Written exercise |
Each line of the listing that contains the word "correct" is to be copied.

Input data |
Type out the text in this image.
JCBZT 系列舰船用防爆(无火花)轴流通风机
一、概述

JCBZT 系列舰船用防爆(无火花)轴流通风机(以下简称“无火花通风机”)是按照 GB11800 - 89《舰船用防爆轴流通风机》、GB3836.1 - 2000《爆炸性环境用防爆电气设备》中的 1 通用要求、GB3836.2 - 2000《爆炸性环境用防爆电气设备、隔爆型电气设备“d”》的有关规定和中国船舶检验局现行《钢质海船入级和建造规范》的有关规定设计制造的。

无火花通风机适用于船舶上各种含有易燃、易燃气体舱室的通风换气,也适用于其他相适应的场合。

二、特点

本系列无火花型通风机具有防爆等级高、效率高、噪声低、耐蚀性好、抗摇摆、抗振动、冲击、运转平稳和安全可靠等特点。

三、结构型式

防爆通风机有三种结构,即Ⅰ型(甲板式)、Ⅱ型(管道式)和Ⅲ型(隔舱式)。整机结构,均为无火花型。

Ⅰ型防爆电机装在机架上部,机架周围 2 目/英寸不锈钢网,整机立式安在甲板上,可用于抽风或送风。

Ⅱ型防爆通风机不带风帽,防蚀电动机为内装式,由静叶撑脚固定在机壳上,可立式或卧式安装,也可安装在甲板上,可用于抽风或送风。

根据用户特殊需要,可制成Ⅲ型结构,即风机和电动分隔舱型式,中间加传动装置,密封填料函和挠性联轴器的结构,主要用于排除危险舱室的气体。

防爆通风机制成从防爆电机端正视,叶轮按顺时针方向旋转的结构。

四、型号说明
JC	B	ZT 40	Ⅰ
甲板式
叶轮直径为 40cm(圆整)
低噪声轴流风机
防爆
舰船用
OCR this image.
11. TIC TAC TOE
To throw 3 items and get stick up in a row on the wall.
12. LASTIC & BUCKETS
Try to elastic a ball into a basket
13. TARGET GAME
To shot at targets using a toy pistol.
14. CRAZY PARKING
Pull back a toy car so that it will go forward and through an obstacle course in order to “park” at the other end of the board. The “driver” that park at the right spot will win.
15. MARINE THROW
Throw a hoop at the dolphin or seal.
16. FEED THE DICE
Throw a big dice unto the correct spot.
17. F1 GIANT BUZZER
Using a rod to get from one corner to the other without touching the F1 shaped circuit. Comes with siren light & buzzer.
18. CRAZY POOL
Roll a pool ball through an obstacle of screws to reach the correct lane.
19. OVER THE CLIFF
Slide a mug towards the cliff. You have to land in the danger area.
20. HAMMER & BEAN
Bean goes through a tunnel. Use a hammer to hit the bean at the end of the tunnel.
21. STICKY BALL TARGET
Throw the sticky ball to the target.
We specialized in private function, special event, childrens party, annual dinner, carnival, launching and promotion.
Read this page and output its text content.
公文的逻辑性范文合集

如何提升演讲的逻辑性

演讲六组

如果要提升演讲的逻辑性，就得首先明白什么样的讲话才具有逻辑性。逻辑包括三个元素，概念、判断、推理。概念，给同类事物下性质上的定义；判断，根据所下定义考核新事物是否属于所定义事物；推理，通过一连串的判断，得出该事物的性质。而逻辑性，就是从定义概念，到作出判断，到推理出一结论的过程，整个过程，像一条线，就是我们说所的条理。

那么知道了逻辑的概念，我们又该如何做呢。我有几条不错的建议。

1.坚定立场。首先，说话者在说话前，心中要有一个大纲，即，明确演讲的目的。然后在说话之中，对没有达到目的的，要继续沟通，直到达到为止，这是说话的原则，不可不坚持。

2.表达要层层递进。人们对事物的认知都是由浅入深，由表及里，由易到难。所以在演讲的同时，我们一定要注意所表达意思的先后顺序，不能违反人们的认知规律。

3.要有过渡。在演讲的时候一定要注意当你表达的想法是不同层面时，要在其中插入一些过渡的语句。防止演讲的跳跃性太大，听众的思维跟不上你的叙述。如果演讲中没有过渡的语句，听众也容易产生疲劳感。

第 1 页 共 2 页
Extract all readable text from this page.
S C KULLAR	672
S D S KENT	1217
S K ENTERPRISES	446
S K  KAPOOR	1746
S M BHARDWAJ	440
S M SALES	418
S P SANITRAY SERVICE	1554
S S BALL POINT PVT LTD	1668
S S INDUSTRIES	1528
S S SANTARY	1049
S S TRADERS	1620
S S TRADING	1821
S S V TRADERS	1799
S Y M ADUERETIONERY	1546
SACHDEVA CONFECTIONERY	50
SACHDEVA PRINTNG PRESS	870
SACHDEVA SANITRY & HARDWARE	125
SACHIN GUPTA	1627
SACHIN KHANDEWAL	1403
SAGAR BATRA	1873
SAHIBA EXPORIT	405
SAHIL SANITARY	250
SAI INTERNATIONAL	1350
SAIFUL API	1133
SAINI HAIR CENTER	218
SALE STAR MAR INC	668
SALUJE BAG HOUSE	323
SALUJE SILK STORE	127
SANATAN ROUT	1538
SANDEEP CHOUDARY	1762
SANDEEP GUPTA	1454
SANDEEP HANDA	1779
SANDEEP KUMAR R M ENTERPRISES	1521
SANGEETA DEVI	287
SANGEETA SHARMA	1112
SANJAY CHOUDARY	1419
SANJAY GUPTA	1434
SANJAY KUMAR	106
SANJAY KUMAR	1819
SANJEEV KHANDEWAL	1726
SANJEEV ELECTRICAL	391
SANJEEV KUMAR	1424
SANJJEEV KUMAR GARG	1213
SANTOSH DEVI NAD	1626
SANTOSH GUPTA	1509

Exercise output |
Throw a big dice unto the correct spot.
Roll a pool ball through an obstacle of screws to reach the correct lane.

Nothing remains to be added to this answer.